Objective = Write the records out again, precisely as they stand.

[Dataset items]
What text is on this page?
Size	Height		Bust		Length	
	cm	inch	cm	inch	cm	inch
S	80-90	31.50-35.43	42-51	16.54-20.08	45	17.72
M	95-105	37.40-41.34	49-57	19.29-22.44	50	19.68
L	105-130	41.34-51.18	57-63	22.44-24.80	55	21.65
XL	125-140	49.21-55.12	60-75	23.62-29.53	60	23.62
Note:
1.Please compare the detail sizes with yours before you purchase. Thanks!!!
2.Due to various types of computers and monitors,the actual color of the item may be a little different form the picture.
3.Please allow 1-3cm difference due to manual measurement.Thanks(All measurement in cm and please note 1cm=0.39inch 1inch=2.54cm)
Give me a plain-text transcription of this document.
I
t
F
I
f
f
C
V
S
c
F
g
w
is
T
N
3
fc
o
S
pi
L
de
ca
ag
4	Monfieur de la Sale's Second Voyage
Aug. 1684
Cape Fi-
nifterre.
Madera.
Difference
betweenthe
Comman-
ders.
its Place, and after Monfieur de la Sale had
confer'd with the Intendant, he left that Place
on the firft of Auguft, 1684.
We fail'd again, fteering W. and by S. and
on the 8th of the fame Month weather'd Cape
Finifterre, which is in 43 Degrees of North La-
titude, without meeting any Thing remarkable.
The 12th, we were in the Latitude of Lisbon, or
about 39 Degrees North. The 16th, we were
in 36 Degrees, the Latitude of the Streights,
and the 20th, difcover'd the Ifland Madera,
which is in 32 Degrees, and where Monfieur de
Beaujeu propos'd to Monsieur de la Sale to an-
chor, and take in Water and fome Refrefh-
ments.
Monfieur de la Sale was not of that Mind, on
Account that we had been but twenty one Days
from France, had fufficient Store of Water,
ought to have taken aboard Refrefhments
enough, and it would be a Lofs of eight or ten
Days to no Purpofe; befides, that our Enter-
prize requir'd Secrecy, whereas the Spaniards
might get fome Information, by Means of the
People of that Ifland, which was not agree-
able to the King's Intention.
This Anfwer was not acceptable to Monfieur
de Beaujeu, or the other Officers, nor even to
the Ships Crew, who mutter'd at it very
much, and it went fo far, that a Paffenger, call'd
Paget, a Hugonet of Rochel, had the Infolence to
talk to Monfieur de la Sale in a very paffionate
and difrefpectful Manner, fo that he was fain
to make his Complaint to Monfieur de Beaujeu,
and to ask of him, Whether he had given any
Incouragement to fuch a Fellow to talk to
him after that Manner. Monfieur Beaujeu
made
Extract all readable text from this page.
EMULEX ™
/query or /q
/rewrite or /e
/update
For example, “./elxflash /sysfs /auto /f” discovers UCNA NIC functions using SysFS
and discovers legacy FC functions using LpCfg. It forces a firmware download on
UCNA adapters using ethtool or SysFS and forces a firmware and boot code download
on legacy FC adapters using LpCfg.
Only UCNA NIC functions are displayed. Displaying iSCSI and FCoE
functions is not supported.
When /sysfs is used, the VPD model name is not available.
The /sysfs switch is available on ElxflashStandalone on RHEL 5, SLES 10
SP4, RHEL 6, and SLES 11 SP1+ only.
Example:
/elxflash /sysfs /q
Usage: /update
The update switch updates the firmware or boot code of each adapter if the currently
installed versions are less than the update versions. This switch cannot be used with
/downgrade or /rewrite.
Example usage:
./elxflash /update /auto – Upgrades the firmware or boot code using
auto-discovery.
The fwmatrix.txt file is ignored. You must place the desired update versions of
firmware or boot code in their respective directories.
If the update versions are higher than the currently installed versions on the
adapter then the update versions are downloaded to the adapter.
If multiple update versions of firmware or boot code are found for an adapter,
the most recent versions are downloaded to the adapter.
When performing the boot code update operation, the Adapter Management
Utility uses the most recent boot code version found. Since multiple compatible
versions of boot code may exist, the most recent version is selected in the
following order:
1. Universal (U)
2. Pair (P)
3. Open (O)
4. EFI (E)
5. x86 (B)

Solution to this exercise =
What text is on this page?
Size	Height		Bust		Length	
	cm	inch	cm	inch	cm	inch
S	80-90	31.50-35.43	42-51	16.54-20.08	45	17.72
M	95-105	37.40-41.34	49-57	19.29-22.44	50	19.68
L	105-130	41.34-51.18	57-63	22.44-24.80	55	21.65
XL	125-140	49.21-55.12	60-75	23.62-29.53	60	23.62
Note:
1.Please compare the detail sizes with yours before you purchase. Thanks!!!
2.Due to various types of computers and monitors,the actual color of the item may be a little different form the picture.
3.Please allow 1-3cm difference due to manual measurement.Thanks(All measurement in cm and please note 1cm=0.39inch 1inch=2.54cm)
Give me a plain-text transcription of this document.
I
t
F
I
f
f
C
V
S
c
F
g
w
is
T
N
3
fc
o
S
pi
L
de
ca
ag
4	Monfieur de la Sale's Second Voyage
Aug. 1684
Cape Fi-
nifterre.
Madera.
Difference
betweenthe
Comman-
ders.
its Place, and after Monfieur de la Sale had
confer'd with the Intendant, he left that Place
on the firft of Auguft, 1684.
We fail'd again, fteering W. and by S. and
on the 8th of the fame Month weather'd Cape
Finifterre, which is in 43 Degrees of North La-
titude, without meeting any Thing remarkable.
The 12th, we were in the Latitude of Lisbon, or
about 39 Degrees North. The 16th, we were
in 36 Degrees, the Latitude of the Streights,
and the 20th, difcover'd the Ifland Madera,
which is in 32 Degrees, and where Monfieur de
Beaujeu propos'd to Monsieur de la Sale to an-
chor, and take in Water and fome Refrefh-
ments.
Monfieur de la Sale was not of that Mind, on
Account that we had been but twenty one Days
from France, had fufficient Store of Water,
ought to have taken aboard Refrefhments
enough, and it would be a Lofs of eight or ten
Days to no Purpofe; befides, that our Enter-
prize requir'd Secrecy, whereas the Spaniards
might get fome Information, by Means of the
People of that Ifland, which was not agree-
able to the King's Intention.
This Anfwer was not acceptable to Monfieur
de Beaujeu, or the other Officers, nor even to
the Ships Crew, who mutter'd at it very
much, and it went fo far, that a Paffenger, call'd
Paget, a Hugonet of Rochel, had the Infolence to
talk to Monfieur de la Sale in a very paffionate
and difrefpectful Manner, fo that he was fain
to make his Complaint to Monfieur de Beaujeu,
and to ask of him, Whether he had given any
Incouragement to fuch a Fellow to talk to
him after that Manner. Monfieur Beaujeu
made
Extract all readable text from this page.
EMULEX ™
/query or /q
/rewrite or /e
/update
For example, “./elxflash /sysfs /auto /f” discovers UCNA NIC functions using SysFS
and discovers legacy FC functions using LpCfg. It forces a firmware download on
UCNA adapters using ethtool or SysFS and forces a firmware and boot code download
on legacy FC adapters using LpCfg.
Only UCNA NIC functions are displayed. Displaying iSCSI and FCoE
functions is not supported.
When /sysfs is used, the VPD model name is not available.
The /sysfs switch is available on ElxflashStandalone on RHEL 5, SLES 10
SP4, RHEL 6, and SLES 11 SP1+ only.
Example:
/elxflash /sysfs /q
Usage: /update
The update switch updates the firmware or boot code of each adapter if the currently
installed versions are less than the update versions. This switch cannot be used with
/downgrade or /rewrite.
Example usage:
./elxflash /update /auto – Upgrades the firmware or boot code using
auto-discovery.
The fwmatrix.txt file is ignored. You must place the desired update versions of
firmware or boot code in their respective directories.
If the update versions are higher than the currently installed versions on the
adapter then the update versions are downloaded to the adapter.
If multiple update versions of firmware or boot code are found for an adapter,
the most recent versions are downloaded to the adapter.
When performing the boot code update operation, the Adapter Management
Utility uses the most recent boot code version found. Since multiple compatible
versions of boot code may exist, the most recent version is selected in the
following order:
1. Universal (U)
2. Pair (P)
3. Open (O)
4. EFI (E)
5. x86 (B)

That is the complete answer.